TASK: Gather every line from the entries below that includes "Number".

MATERIAL SUPPLIED:
----------------
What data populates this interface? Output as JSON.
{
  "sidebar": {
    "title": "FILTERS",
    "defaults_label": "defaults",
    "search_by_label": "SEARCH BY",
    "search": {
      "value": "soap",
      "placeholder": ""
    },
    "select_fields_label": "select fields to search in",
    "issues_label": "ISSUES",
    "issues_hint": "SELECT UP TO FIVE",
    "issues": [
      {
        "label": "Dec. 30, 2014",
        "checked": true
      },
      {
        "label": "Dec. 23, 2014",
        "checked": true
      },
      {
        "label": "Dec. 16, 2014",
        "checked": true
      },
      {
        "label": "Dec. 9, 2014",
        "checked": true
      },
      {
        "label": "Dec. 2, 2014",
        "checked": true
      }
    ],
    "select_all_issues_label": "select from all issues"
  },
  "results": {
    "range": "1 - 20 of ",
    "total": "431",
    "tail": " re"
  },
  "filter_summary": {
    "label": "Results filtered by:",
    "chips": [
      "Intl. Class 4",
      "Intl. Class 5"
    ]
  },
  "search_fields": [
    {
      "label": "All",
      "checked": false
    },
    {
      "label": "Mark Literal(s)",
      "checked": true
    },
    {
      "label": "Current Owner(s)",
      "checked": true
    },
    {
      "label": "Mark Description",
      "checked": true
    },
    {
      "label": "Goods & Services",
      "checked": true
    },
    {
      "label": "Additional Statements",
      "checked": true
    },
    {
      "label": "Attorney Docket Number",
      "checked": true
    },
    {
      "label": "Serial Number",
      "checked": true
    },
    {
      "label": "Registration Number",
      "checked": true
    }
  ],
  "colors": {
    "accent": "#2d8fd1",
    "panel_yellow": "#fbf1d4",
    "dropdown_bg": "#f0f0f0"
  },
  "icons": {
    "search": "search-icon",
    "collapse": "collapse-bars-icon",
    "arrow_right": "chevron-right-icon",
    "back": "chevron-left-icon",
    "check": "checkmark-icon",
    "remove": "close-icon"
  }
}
----------------
FINAL ANSWER:
      "label": "Attorney Docket Number",
      "label": "Serial Number",
      "label": "Registration Number",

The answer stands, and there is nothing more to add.